» OBJECTIVE
Scan the material and copy every line in which "What" appears.

--- SUPPLIED DATA ---

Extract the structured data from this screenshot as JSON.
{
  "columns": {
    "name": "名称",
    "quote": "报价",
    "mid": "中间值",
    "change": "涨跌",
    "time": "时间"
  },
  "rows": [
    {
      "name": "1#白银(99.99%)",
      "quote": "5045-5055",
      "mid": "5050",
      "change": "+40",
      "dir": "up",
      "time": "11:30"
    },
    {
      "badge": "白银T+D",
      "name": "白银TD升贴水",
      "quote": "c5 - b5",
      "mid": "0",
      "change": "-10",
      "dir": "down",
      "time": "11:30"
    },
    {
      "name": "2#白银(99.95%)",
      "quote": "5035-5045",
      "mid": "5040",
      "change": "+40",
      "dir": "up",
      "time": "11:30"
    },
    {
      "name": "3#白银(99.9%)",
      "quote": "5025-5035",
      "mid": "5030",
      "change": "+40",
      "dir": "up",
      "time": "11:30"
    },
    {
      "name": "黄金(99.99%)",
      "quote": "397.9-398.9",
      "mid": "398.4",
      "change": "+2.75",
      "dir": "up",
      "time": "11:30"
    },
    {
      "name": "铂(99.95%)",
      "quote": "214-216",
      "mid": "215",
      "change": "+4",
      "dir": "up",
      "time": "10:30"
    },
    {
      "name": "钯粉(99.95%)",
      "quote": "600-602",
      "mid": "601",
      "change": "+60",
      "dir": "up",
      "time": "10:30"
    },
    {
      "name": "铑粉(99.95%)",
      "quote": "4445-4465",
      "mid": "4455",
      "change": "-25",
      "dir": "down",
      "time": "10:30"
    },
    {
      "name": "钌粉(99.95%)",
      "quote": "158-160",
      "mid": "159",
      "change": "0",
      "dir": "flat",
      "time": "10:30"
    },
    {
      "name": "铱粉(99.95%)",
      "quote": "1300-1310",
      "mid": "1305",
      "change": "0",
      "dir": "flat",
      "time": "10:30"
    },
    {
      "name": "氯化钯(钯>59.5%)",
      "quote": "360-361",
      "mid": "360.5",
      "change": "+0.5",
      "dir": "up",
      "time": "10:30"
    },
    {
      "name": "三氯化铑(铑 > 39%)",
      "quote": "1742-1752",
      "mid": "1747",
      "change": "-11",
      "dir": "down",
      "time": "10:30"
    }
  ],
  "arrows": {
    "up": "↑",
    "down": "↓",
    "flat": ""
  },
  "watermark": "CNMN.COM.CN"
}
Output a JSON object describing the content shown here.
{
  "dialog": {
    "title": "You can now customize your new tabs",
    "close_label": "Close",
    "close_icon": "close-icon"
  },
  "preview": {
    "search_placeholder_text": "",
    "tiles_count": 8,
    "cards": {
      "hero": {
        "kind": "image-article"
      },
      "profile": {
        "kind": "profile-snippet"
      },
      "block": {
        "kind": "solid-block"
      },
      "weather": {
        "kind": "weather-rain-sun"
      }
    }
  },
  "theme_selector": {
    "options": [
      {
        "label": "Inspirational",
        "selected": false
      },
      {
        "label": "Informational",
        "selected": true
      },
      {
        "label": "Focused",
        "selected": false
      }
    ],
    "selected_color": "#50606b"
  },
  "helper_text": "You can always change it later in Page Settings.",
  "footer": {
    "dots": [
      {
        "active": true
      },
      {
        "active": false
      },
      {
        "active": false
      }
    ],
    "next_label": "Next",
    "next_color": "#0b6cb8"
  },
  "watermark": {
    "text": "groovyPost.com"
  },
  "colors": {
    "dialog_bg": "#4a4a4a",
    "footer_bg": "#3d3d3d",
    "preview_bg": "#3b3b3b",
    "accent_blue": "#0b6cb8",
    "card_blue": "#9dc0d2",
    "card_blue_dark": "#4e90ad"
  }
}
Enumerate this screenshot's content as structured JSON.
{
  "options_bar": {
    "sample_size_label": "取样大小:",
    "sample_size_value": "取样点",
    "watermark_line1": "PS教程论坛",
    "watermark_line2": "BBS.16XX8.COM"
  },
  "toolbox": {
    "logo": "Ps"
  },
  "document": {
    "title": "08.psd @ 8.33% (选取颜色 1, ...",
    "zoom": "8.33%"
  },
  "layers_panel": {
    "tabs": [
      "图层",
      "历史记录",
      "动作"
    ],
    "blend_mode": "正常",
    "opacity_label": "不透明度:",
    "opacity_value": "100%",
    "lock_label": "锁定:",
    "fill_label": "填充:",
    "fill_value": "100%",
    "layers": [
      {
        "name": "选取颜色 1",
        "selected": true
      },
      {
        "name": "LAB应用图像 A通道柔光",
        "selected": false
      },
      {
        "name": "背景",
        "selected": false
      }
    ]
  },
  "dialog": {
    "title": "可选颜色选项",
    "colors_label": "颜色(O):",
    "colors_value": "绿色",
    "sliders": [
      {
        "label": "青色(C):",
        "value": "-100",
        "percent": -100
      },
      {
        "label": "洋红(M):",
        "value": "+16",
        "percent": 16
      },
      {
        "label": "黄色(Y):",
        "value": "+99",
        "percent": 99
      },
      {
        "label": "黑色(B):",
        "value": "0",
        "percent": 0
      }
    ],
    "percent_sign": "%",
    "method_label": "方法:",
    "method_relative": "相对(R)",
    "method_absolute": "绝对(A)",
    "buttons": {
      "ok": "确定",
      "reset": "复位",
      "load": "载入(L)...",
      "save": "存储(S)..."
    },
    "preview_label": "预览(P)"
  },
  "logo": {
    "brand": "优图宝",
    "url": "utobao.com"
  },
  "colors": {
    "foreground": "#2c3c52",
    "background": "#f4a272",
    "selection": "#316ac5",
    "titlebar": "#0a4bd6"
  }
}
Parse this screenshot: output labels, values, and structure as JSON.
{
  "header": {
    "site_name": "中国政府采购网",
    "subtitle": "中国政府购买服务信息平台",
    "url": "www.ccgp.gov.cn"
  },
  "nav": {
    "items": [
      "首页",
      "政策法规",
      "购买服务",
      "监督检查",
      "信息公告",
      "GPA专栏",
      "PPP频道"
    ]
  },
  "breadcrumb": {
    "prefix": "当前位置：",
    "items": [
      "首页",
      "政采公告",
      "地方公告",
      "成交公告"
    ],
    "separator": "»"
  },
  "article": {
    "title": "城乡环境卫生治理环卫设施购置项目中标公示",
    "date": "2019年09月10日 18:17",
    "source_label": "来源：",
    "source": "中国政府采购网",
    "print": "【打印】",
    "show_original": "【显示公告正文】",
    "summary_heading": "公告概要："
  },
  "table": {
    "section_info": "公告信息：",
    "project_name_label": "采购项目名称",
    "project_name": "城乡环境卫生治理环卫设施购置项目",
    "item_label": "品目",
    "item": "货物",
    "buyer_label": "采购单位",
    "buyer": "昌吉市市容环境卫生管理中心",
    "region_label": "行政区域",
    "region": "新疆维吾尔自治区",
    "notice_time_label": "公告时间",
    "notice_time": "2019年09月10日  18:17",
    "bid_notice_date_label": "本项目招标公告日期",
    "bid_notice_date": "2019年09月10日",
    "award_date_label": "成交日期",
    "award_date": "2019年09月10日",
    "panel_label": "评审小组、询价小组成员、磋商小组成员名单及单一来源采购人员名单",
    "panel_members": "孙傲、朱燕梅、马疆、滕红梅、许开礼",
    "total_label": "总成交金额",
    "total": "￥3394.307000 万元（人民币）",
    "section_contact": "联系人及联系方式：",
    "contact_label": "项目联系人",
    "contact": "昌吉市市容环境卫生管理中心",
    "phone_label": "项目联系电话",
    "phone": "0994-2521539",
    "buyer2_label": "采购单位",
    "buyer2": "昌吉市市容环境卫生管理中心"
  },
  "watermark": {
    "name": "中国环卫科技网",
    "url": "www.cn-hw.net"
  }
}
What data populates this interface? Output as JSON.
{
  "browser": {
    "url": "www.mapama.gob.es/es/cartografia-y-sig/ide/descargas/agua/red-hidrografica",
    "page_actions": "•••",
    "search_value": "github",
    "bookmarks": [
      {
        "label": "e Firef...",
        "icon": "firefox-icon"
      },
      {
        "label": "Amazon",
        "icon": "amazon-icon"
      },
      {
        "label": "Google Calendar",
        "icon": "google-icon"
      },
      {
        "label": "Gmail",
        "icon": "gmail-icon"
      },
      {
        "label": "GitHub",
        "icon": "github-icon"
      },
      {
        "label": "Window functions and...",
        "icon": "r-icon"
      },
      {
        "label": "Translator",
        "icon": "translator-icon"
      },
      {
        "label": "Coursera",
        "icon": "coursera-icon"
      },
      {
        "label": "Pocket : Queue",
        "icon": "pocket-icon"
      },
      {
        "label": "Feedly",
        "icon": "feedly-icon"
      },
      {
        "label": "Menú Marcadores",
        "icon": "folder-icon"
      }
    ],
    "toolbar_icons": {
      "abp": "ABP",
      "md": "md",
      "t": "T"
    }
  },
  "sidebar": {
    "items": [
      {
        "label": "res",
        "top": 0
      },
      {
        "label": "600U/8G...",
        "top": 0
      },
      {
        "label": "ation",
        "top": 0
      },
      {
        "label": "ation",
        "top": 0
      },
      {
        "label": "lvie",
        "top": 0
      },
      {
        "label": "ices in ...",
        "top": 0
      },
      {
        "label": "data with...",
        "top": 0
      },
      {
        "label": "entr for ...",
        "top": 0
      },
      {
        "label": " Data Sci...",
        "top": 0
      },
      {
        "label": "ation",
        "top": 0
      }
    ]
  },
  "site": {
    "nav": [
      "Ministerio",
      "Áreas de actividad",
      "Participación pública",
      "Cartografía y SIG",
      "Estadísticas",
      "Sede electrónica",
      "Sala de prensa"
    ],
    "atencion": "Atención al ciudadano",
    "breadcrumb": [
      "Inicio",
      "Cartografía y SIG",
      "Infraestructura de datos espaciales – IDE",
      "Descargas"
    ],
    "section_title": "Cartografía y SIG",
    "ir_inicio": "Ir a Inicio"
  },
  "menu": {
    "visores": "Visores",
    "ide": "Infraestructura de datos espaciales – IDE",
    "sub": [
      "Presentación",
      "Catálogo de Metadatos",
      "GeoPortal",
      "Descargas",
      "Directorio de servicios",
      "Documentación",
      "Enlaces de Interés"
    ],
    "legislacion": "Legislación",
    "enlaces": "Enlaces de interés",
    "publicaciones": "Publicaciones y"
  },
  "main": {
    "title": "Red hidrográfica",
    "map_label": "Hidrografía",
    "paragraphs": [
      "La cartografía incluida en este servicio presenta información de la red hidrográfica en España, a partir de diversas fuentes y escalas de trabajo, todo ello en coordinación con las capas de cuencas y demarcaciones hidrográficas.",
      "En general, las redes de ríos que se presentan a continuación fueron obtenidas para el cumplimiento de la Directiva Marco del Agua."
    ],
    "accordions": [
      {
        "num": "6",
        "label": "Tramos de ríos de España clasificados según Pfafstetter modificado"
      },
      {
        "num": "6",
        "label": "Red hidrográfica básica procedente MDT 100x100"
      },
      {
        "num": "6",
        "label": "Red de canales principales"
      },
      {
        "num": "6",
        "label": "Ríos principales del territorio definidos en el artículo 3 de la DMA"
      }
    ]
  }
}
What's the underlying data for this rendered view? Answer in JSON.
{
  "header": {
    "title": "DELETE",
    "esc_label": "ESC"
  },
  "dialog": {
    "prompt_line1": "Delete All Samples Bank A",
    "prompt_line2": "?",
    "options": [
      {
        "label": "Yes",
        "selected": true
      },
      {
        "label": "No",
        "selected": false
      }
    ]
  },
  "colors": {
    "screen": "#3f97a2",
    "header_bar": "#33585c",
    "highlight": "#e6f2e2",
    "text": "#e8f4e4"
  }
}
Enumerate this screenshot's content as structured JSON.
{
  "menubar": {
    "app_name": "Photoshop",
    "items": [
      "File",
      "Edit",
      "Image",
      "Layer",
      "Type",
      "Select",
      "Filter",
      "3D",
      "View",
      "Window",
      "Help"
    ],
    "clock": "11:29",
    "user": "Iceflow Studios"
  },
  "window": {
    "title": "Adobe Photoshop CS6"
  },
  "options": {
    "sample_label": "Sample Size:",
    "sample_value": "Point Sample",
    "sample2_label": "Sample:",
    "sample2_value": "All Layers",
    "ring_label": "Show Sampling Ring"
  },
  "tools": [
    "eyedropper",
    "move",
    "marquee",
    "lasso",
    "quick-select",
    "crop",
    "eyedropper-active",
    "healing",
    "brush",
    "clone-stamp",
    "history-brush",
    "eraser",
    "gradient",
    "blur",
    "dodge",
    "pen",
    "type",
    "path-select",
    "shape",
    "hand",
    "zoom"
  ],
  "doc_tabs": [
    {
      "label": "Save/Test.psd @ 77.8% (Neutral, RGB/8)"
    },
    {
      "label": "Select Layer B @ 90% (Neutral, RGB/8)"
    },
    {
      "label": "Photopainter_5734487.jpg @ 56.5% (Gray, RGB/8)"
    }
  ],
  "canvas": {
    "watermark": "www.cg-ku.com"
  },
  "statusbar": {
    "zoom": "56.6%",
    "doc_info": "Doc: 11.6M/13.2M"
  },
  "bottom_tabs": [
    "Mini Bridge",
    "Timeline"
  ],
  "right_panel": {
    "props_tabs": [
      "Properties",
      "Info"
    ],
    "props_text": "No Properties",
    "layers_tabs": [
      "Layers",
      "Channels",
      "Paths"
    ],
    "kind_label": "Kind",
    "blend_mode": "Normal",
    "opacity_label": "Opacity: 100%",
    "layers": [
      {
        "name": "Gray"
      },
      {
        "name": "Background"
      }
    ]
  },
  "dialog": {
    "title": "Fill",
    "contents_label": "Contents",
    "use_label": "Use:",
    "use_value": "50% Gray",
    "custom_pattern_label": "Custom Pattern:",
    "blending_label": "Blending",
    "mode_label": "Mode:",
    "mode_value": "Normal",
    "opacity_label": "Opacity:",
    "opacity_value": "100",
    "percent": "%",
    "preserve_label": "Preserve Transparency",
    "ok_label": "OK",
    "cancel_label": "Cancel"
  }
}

---

» FULL OUTPUT
What data populates this interface? Output as JSON.
What's the underlying data for this rendered view? Answer in JSON.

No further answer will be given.